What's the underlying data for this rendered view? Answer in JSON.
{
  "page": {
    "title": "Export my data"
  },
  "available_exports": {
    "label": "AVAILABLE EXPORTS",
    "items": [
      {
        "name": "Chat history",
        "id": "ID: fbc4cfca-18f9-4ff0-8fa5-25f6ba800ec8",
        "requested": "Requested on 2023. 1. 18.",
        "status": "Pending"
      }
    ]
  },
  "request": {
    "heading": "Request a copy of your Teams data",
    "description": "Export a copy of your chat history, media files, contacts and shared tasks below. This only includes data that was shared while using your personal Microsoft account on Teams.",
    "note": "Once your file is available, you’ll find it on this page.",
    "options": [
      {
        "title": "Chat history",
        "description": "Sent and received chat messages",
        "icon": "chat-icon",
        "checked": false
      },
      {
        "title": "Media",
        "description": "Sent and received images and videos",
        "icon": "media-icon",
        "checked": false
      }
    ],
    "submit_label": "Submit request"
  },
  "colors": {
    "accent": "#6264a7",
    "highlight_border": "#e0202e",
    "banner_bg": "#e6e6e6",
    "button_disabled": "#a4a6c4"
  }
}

━━━━━━━━━━━━━━━━

Retype every entry word for word.

What's the underlying data for this rendered view? Answer in JSON.
{
  "page": {
    "title": "Export my data"
  },
  "available_exports": {
    "label": "AVAILABLE EXPORTS",
    "items": [
      {
        "name": "Chat history",
        "id": "ID: fbc4cfca-18f9-4ff0-8fa5-25f6ba800ec8",
        "requested": "Requested on 2023. 1. 18.",
        "status": "Pending"
      }
    ]
  },
  "request": {
    "heading": "Request a copy of your Teams data",
    "description": "Export a copy of your chat history, media files, contacts and shared tasks below. This only includes data that was shared while using your personal Microsoft account on Teams.",
    "note": "Once your file is available, you’ll find it on this page.",
    "options": [
      {
        "title": "Chat history",
        "description": "Sent and received chat messages",
        "icon": "chat-icon",
        "checked": false
      },
      {
        "title": "Media",
        "description": "Sent and received images and videos",
        "icon": "media-icon",
        "checked": false
      }
    ],
    "submit_label": "Submit request"
  },
  "colors": {
    "accent": "#6264a7",
    "highlight_border": "#e0202e",
    "banner_bg": "#e6e6e6",
    "button_disabled": "#a4a6c4"
  }
}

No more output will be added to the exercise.